**** Material for the task
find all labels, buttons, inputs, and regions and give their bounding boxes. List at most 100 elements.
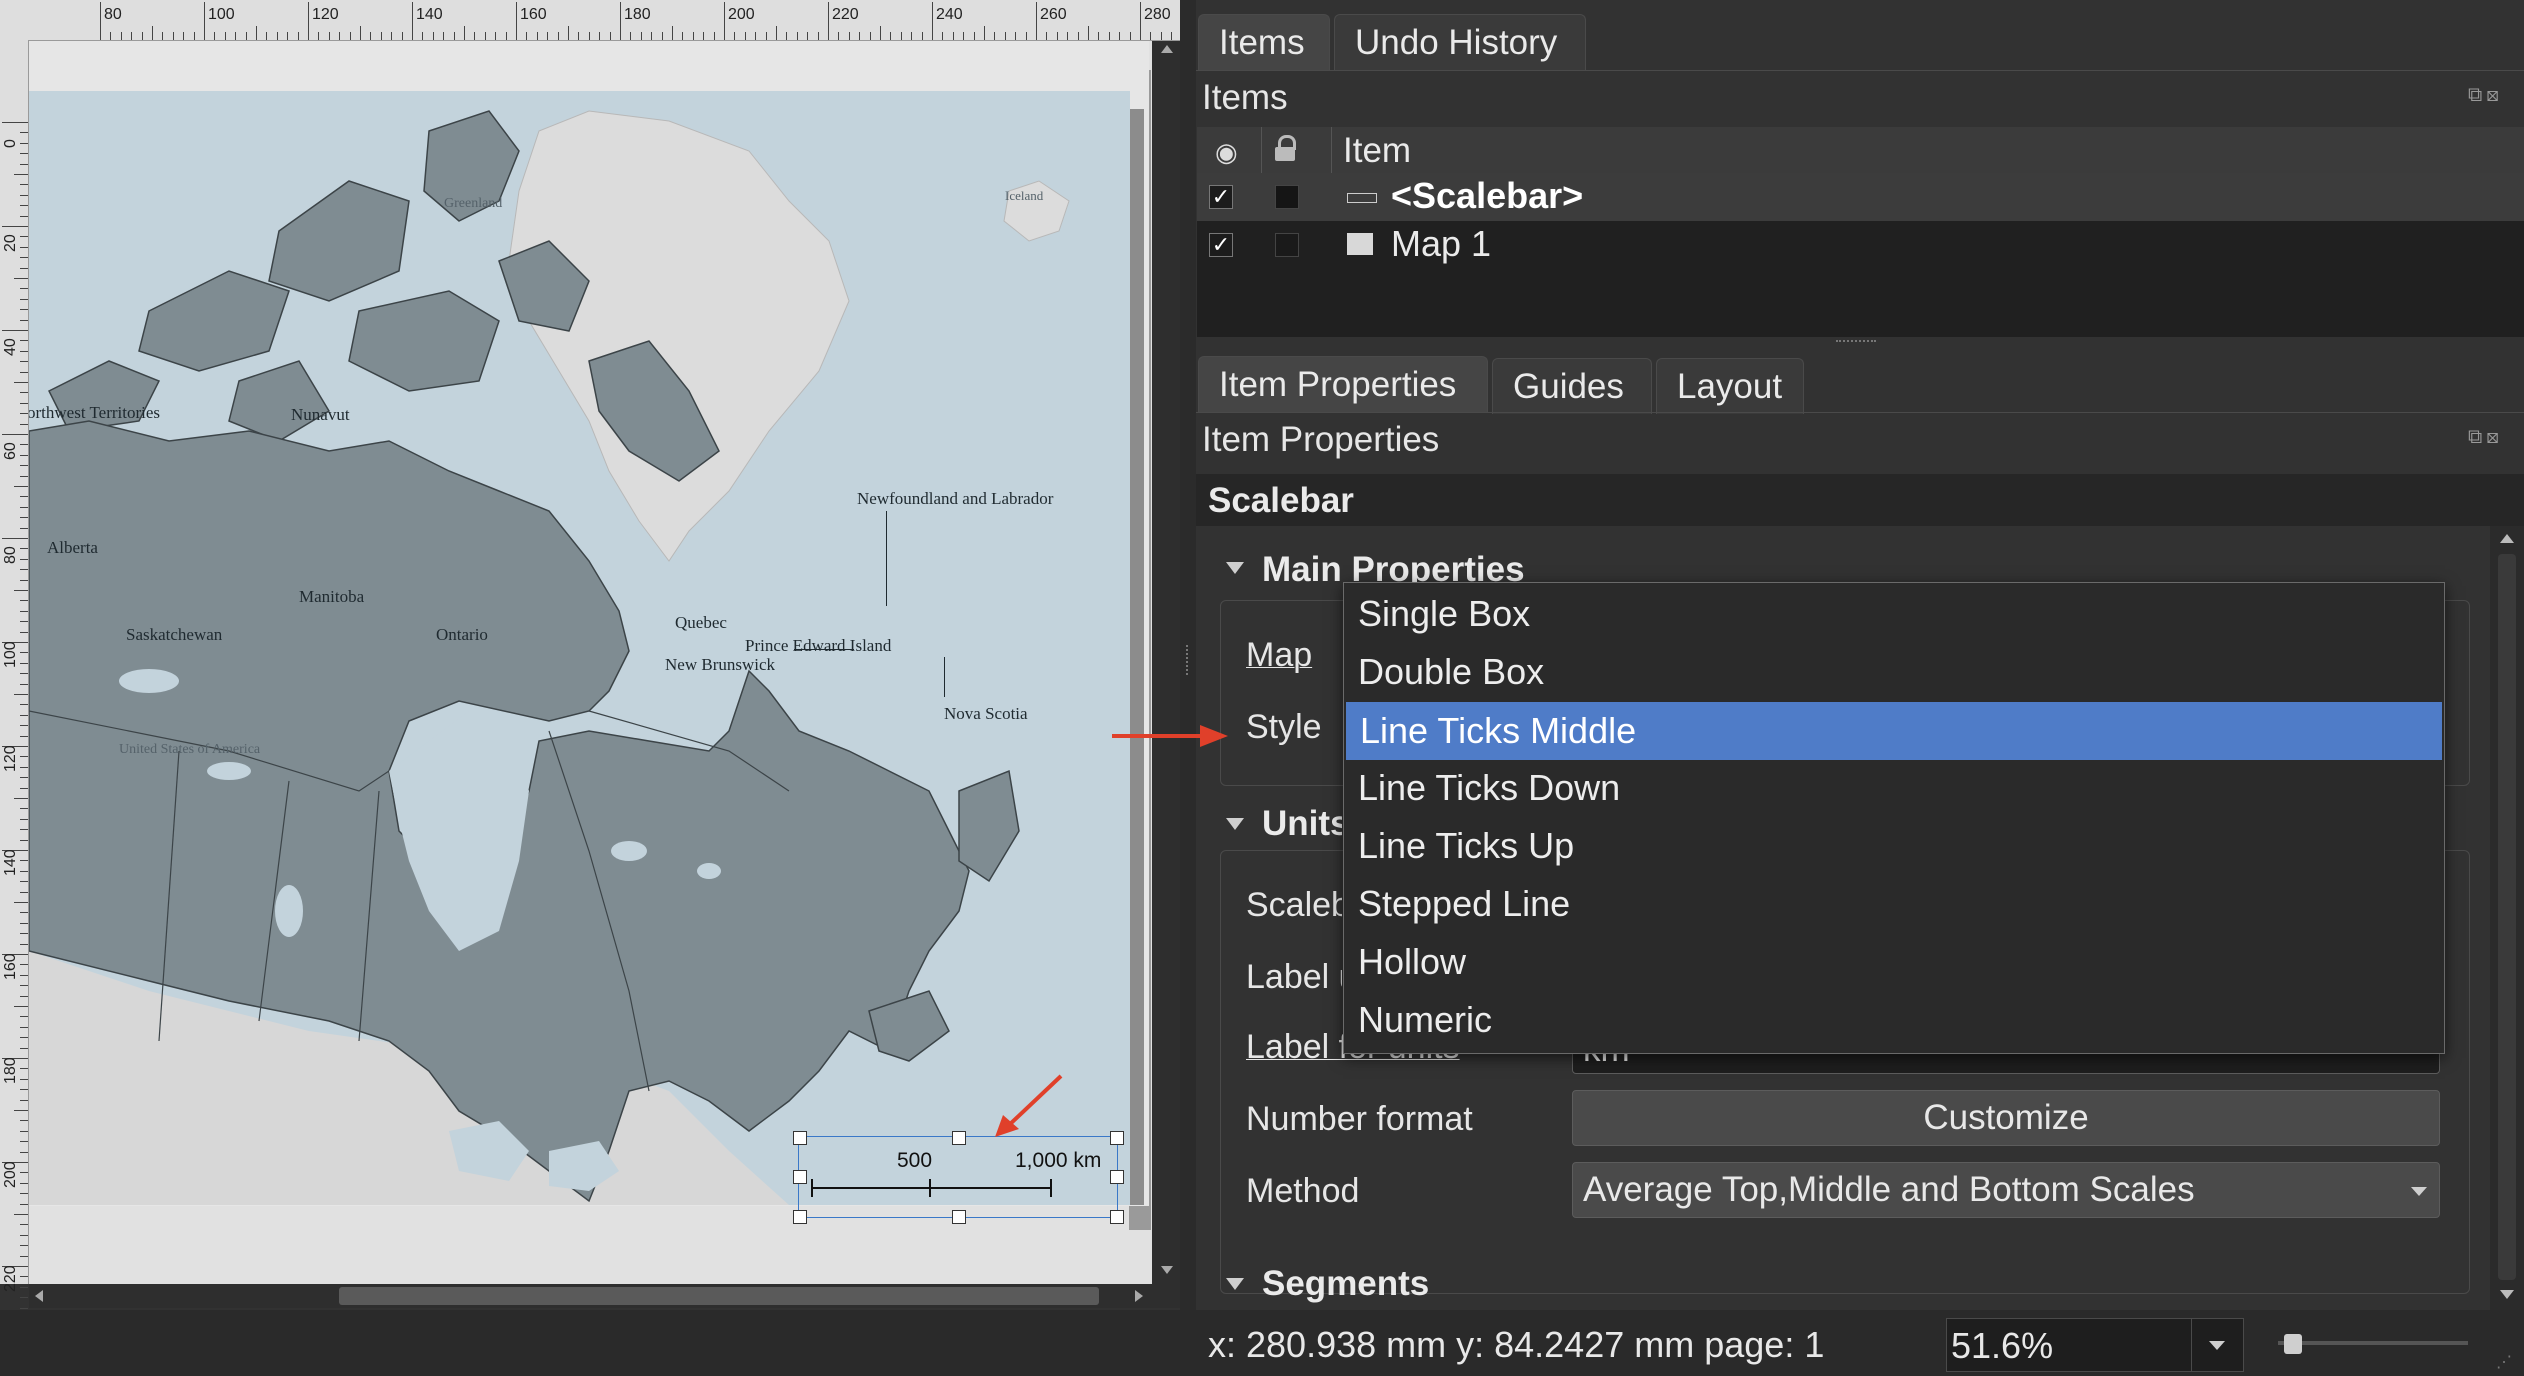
ruler-minor-tick: [20, 1297, 28, 1299]
item-row-map[interactable]: ✓ Map 1: [1197, 221, 2524, 269]
horizontal-ruler[interactable]: 80 100 120 140 160 180 200 220 240 260 280: [0, 0, 1235, 41]
zoom-slider-handle[interactable]: [2284, 1334, 2302, 1354]
resize-handle[interactable]: [1110, 1170, 1124, 1184]
scalebar-label-500: 500: [897, 1149, 933, 1172]
style-option-single-box[interactable]: Single Box: [1344, 585, 2444, 643]
ruler-minor-tick: [20, 1099, 28, 1101]
dock-buttons[interactable]: ⧉⊠: [2468, 84, 2503, 107]
collapse-triangle-icon[interactable]: [1226, 562, 1244, 574]
map-label-nwt: orthwest Territories: [29, 403, 161, 422]
visibility-eye-icon[interactable]: ◉: [1215, 137, 1238, 168]
style-option-line-ticks-middle[interactable]: Line Ticks Middle: [1346, 702, 2442, 760]
ruler-minor-tick: [14, 174, 28, 175]
tab-undo-history[interactable]: Undo History: [1334, 14, 1586, 70]
zoom-value[interactable]: 51.6%: [1951, 1325, 2053, 1367]
visibility-checkbox[interactable]: ✓: [1209, 233, 1233, 257]
ruler-minor-tick: [20, 1307, 28, 1309]
segments-header[interactable]: Segments: [1262, 1264, 1429, 1304]
scroll-left-icon[interactable]: [35, 1290, 43, 1302]
customize-button[interactable]: Customize: [1572, 1090, 2440, 1146]
size-grip-icon[interactable]: ⋰: [2496, 1352, 2512, 1372]
ruler-minor-tick: [20, 1068, 28, 1070]
properties-vertical-scrollbar[interactable]: [2490, 526, 2524, 1310]
resize-handle[interactable]: [793, 1210, 807, 1224]
method-select[interactable]: Average Top,Middle and Bottom Scales: [1572, 1162, 2440, 1218]
lock-checkbox[interactable]: [1275, 185, 1299, 209]
ruler-minor-tick: [1119, 32, 1121, 40]
lock-checkbox[interactable]: [1275, 233, 1299, 257]
ruler-label: 100: [2, 641, 19, 668]
close-panel-icon[interactable]: ⊠: [2486, 84, 2503, 106]
ruler-minor-tick: [20, 912, 28, 914]
style-option-stepped-line[interactable]: Stepped Line: [1344, 875, 2444, 933]
ruler-minor-tick: [20, 1089, 28, 1091]
tab-item-properties[interactable]: Item Properties: [1198, 356, 1488, 412]
units-header[interactable]: Units: [1262, 804, 1342, 844]
scrollbar-thumb[interactable]: [339, 1287, 1099, 1305]
resize-handle[interactable]: [793, 1170, 807, 1184]
item-label[interactable]: <Scalebar>: [1391, 175, 1583, 217]
ruler-minor-tick: [1077, 32, 1079, 40]
ruler-label: 140: [2, 849, 19, 876]
ruler-minor-tick: [1025, 32, 1027, 40]
map-item[interactable]: Greenland Iceland orthwest Territories N…: [29, 91, 1130, 1205]
scroll-right-icon[interactable]: [1135, 1290, 1143, 1302]
style-option-hollow[interactable]: Hollow: [1344, 933, 2444, 991]
scroll-down-icon[interactable]: [2500, 1290, 2514, 1299]
ruler-minor-tick: [214, 32, 216, 40]
close-panel-icon[interactable]: ⊠: [2486, 426, 2503, 448]
zoom-combobox[interactable]: 51.6%: [1946, 1318, 2244, 1372]
ruler-minor-tick: [20, 569, 28, 571]
item-label[interactable]: Map 1: [1391, 223, 1491, 265]
style-option-numeric[interactable]: Numeric: [1344, 991, 2444, 1049]
float-panel-icon[interactable]: ⧉: [2468, 84, 2486, 106]
dock-buttons[interactable]: ⧉⊠: [2468, 426, 2503, 449]
ruler-minor-tick: [1088, 26, 1089, 40]
column-header-item[interactable]: Item: [1343, 131, 1411, 171]
resize-handle[interactable]: [1110, 1210, 1124, 1224]
ruler-label: 40: [2, 338, 19, 356]
chevron-down-icon[interactable]: [2209, 1341, 2225, 1350]
ruler-tick: [2, 122, 28, 123]
ruler-label: 120: [2, 745, 19, 772]
layout-page[interactable]: Greenland Iceland orthwest Territories N…: [29, 41, 1149, 1224]
collapse-triangle-icon[interactable]: [1226, 1278, 1244, 1290]
scrollbar-thumb[interactable]: [2498, 554, 2516, 1280]
style-option-line-ticks-up[interactable]: Line Ticks Up: [1344, 817, 2444, 875]
tab-items[interactable]: Items: [1198, 14, 1330, 70]
ruler-minor-tick: [859, 32, 861, 40]
zoom-slider[interactable]: [2278, 1341, 2468, 1345]
resize-handle[interactable]: [793, 1131, 807, 1145]
panel-resize-grip-icon[interactable]: [1836, 340, 1876, 346]
style-dropdown-list[interactable]: Single Box Double Box Line Ticks Middle …: [1343, 582, 2445, 1054]
visibility-checkbox[interactable]: ✓: [1209, 185, 1233, 209]
ruler-minor-tick: [20, 1276, 28, 1278]
style-option-double-box[interactable]: Double Box: [1344, 643, 2444, 701]
lock-icon[interactable]: [1275, 135, 1296, 161]
scroll-up-icon[interactable]: [2500, 534, 2514, 543]
ruler-tick: [828, 2, 829, 40]
canvas-horizontal-scrollbar[interactable]: [29, 1284, 1180, 1308]
resize-handle[interactable]: [952, 1131, 966, 1145]
map-label-saskatchewan: Saskatchewan: [126, 625, 223, 644]
canvas-vertical-scrollbar[interactable]: [1152, 41, 1180, 1284]
collapse-triangle-icon[interactable]: [1226, 818, 1244, 830]
map-item-icon: [1347, 233, 1373, 255]
item-row-scalebar[interactable]: ✓ <Scalebar>: [1197, 173, 2524, 221]
tab-guides[interactable]: Guides: [1492, 358, 1652, 414]
ruler-minor-tick: [20, 860, 28, 862]
scalebar-item[interactable]: 500 1,000 km: [793, 1131, 1124, 1224]
ruler-minor-tick: [20, 808, 28, 810]
ruler-label: 120: [312, 6, 339, 23]
vertical-ruler[interactable]: 0 20 40 60 80 100 120 140 160 180 200 220: [0, 40, 29, 1361]
ruler-minor-tick: [20, 413, 28, 415]
style-option-line-ticks-down[interactable]: Line Ticks Down: [1344, 759, 2444, 817]
scroll-down-icon[interactable]: [1161, 1266, 1173, 1274]
scroll-up-icon[interactable]: [1161, 45, 1173, 53]
float-panel-icon[interactable]: ⧉: [2468, 426, 2486, 448]
panel-splitter[interactable]: [1180, 0, 1196, 1310]
resize-handle[interactable]: [952, 1210, 966, 1224]
ruler-tick: [308, 2, 309, 40]
resize-handle[interactable]: [1110, 1131, 1124, 1145]
tab-layout[interactable]: Layout: [1656, 358, 1804, 414]
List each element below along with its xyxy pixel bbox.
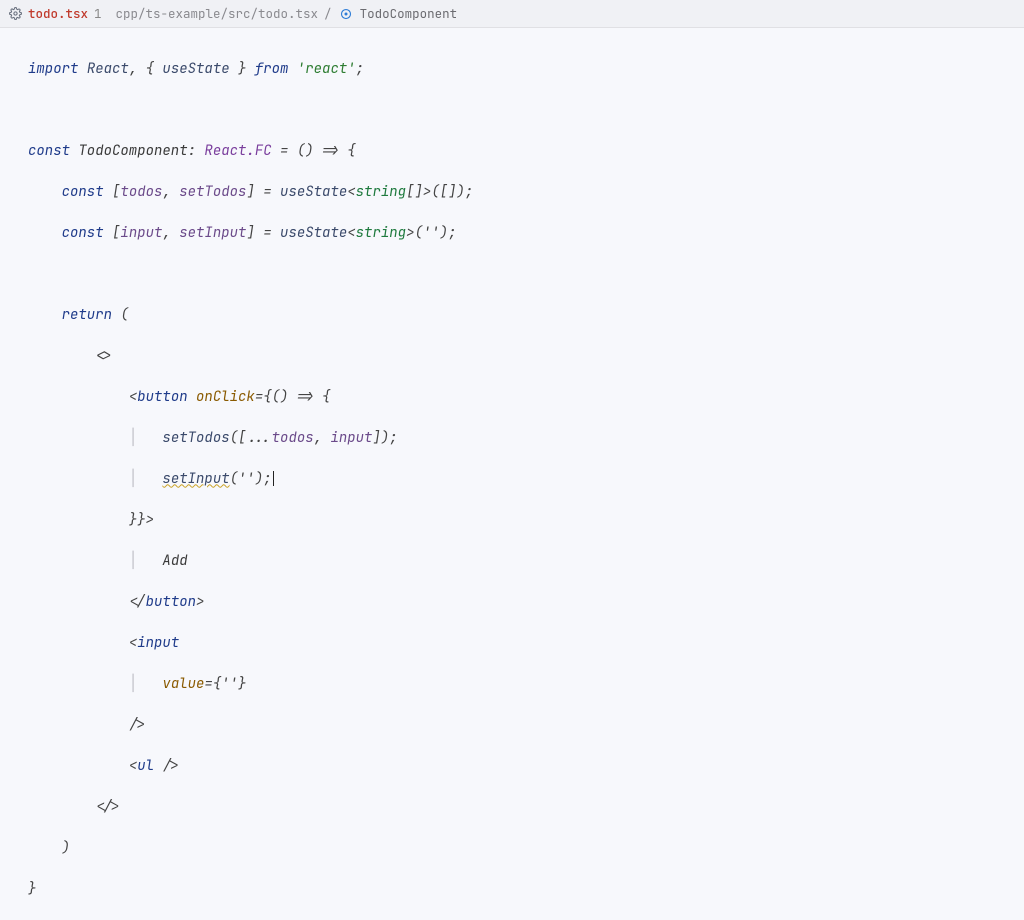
********
◆ Task goal
Swap "resize-handle" for "drag-handle" everywhere in the entries above and give them again otherwise unchanged, leaving out the pictures.

◆ Response to the exercise
find all labels, buttons, inputs, and regions and give their bounding boxes. List at most 100 elements.
ruler-minor-tick: [20, 1297, 28, 1299]
item-row-map[interactable]: ✓ Map 1: [1197, 221, 2524, 269]
horizontal-ruler[interactable]: 80 100 120 140 160 180 200 220 240 260 280: [0, 0, 1235, 41]
zoom-slider-handle[interactable]: [2284, 1334, 2302, 1354]
drag-handle[interactable]: [1110, 1170, 1124, 1184]
scalebar-label-500: 500: [897, 1149, 933, 1172]
style-option-single-box[interactable]: Single Box: [1344, 585, 2444, 643]
ruler-minor-tick: [20, 1099, 28, 1101]
dock-buttons[interactable]: ⧉⊠: [2468, 84, 2503, 107]
collapse-triangle-icon[interactable]: [1226, 562, 1244, 574]
map-label-nwt: orthwest Territories: [29, 403, 161, 422]
visibility-eye-icon[interactable]: ◉: [1215, 137, 1238, 168]
style-option-line-ticks-middle[interactable]: Line Ticks Middle: [1346, 702, 2442, 760]
ruler-minor-tick: [14, 174, 28, 175]
tab-undo-history[interactable]: Undo History: [1334, 14, 1586, 70]
zoom-value[interactable]: 51.6%: [1951, 1325, 2053, 1367]
visibility-checkbox[interactable]: ✓: [1209, 233, 1233, 257]
ruler-minor-tick: [20, 1307, 28, 1309]
segments-header[interactable]: Segments: [1262, 1264, 1429, 1304]
scroll-left-icon[interactable]: [35, 1290, 43, 1302]
customize-button[interactable]: Customize: [1572, 1090, 2440, 1146]
size-grip-icon[interactable]: ⋰: [2496, 1352, 2512, 1372]
ruler-minor-tick: [20, 1068, 28, 1070]
properties-vertical-scrollbar[interactable]: [2490, 526, 2524, 1310]
drag-handle[interactable]: [793, 1210, 807, 1224]
method-select[interactable]: Average Top,Middle and Bottom Scales: [1572, 1162, 2440, 1218]
lock-checkbox[interactable]: [1275, 185, 1299, 209]
ruler-minor-tick: [1119, 32, 1121, 40]
lock-checkbox[interactable]: [1275, 233, 1299, 257]
ruler-label: 100: [2, 641, 19, 668]
close-panel-icon[interactable]: ⊠: [2486, 84, 2503, 106]
ruler-minor-tick: [20, 912, 28, 914]
style-option-stepped-line[interactable]: Stepped Line: [1344, 875, 2444, 933]
ruler-minor-tick: [20, 1089, 28, 1091]
tab-item-properties[interactable]: Item Properties: [1198, 356, 1488, 412]
units-header[interactable]: Units: [1262, 804, 1342, 844]
scrollbar-thumb[interactable]: [339, 1287, 1099, 1305]
drag-handle[interactable]: [793, 1170, 807, 1184]
item-label[interactable]: <Scalebar>: [1391, 175, 1583, 217]
ruler-minor-tick: [1077, 32, 1079, 40]
ruler-label: 140: [2, 849, 19, 876]
ruler-minor-tick: [1025, 32, 1027, 40]
map-item[interactable]: Greenland Iceland orthwest Territories N…: [29, 91, 1130, 1205]
scroll-right-icon[interactable]: [1135, 1290, 1143, 1302]
style-option-hollow[interactable]: Hollow: [1344, 933, 2444, 991]
scroll-down-icon[interactable]: [2500, 1290, 2514, 1299]
ruler-minor-tick: [214, 32, 216, 40]
close-panel-icon[interactable]: ⊠: [2486, 426, 2503, 448]
zoom-combobox[interactable]: 51.6%: [1946, 1318, 2244, 1372]
ruler-minor-tick: [20, 569, 28, 571]
item-label[interactable]: Map 1: [1391, 223, 1491, 265]
style-option-numeric[interactable]: Numeric: [1344, 991, 2444, 1049]
float-panel-icon[interactable]: ⧉: [2468, 84, 2486, 106]
dock-buttons[interactable]: ⧉⊠: [2468, 426, 2503, 449]
ruler-minor-tick: [1088, 26, 1089, 40]
column-header-item[interactable]: Item: [1343, 131, 1411, 171]
drag-handle[interactable]: [1110, 1210, 1124, 1224]
ruler-label: 40: [2, 338, 19, 356]
chevron-down-icon[interactable]: [2209, 1341, 2225, 1350]
ruler-tick: [2, 122, 28, 123]
ruler-label: 120: [2, 745, 19, 772]
layout-page[interactable]: Greenland Iceland orthwest Territories N…: [29, 41, 1149, 1224]
collapse-triangle-icon[interactable]: [1226, 1278, 1244, 1290]
scrollbar-thumb[interactable]: [2498, 554, 2516, 1280]
style-option-line-ticks-up[interactable]: Line Ticks Up: [1344, 817, 2444, 875]
tab-items[interactable]: Items: [1198, 14, 1330, 70]
ruler-minor-tick: [859, 32, 861, 40]
zoom-slider[interactable]: [2278, 1341, 2468, 1345]
drag-handle[interactable]: [793, 1131, 807, 1145]
panel-resize-grip-icon[interactable]: [1836, 340, 1876, 346]
style-dropdown-list[interactable]: Single Box Double Box Line Ticks Middle …: [1343, 582, 2445, 1054]
visibility-checkbox[interactable]: ✓: [1209, 185, 1233, 209]
ruler-minor-tick: [20, 1276, 28, 1278]
style-option-double-box[interactable]: Double Box: [1344, 643, 2444, 701]
lock-icon[interactable]: [1275, 135, 1296, 161]
scroll-up-icon[interactable]: [2500, 534, 2514, 543]
ruler-tick: [828, 2, 829, 40]
canvas-horizontal-scrollbar[interactable]: [29, 1284, 1180, 1308]
drag-handle[interactable]: [952, 1131, 966, 1145]
map-label-saskatchewan: Saskatchewan: [126, 625, 223, 644]
canvas-vertical-scrollbar[interactable]: [1152, 41, 1180, 1284]
collapse-triangle-icon[interactable]: [1226, 818, 1244, 830]
map-item-icon: [1347, 233, 1373, 255]
item-row-scalebar[interactable]: ✓ <Scalebar>: [1197, 173, 2524, 221]
tab-guides[interactable]: Guides: [1492, 358, 1652, 414]
ruler-minor-tick: [20, 860, 28, 862]
scalebar-item[interactable]: 500 1,000 km: [793, 1131, 1124, 1224]
ruler-minor-tick: [20, 808, 28, 810]
ruler-label: 120: [312, 6, 339, 23]
vertical-ruler[interactable]: 0 20 40 60 80 100 120 140 160 180 200 220: [0, 40, 29, 1361]
ruler-minor-tick: [20, 413, 28, 415]
style-option-line-ticks-down[interactable]: Line Ticks Down: [1344, 759, 2444, 817]
scroll-down-icon[interactable]: [1161, 1266, 1173, 1274]
scroll-up-icon[interactable]: [1161, 45, 1173, 53]
float-panel-icon[interactable]: ⧉: [2468, 426, 2486, 448]
panel-splitter[interactable]: [1180, 0, 1196, 1310]
drag-handle[interactable]: [952, 1210, 966, 1224]
ruler-tick: [308, 2, 309, 40]
drag-handle[interactable]: [1110, 1131, 1124, 1145]
tab-layout[interactable]: Layout: [1656, 358, 1804, 414]
List each element below along with its xyxy pixel bbox.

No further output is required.